- **What you need to do**:
Show only lines that include "должна".

- **Records for the exercise**:
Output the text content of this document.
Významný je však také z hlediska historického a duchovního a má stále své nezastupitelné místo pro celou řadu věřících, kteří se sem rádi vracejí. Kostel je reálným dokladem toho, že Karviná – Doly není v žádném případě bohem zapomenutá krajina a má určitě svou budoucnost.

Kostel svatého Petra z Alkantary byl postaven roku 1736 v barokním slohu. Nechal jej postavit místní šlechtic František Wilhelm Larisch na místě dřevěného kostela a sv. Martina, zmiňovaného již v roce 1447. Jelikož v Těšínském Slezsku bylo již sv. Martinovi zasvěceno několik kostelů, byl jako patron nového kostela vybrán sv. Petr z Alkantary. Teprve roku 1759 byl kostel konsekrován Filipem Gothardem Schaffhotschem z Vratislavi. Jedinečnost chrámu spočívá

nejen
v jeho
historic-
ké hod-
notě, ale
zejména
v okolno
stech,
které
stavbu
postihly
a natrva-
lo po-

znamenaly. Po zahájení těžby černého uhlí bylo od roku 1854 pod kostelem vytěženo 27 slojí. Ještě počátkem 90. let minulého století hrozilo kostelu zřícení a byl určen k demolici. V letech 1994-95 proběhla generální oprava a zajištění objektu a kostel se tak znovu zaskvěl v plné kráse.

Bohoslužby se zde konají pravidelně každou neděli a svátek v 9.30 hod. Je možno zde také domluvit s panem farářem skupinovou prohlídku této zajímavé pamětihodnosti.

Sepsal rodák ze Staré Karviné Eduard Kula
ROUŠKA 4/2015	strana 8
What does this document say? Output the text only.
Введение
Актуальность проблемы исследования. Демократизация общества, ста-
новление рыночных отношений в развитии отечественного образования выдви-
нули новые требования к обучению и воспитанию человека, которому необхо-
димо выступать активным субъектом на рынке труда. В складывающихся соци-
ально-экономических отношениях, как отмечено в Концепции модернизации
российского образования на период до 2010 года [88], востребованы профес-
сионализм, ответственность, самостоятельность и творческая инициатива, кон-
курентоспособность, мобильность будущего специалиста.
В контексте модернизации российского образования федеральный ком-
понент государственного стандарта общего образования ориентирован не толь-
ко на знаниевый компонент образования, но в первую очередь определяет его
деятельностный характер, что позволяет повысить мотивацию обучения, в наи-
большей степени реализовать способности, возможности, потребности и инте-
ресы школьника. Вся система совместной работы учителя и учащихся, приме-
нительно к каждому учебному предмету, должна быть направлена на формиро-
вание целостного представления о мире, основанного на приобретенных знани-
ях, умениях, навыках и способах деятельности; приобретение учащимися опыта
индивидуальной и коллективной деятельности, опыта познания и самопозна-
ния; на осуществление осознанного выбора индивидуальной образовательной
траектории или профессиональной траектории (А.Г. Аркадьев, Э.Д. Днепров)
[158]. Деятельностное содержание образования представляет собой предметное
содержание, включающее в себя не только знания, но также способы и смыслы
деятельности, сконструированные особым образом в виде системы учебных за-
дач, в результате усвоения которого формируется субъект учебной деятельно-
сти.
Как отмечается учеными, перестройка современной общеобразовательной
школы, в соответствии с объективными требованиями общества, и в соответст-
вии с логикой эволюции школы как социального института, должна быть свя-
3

- **Result for this exercise**:
нительно к каждому учебному предмету, должна быть направлена на формиро-
вии с логикой эволюции школы как социального института, должна быть свя-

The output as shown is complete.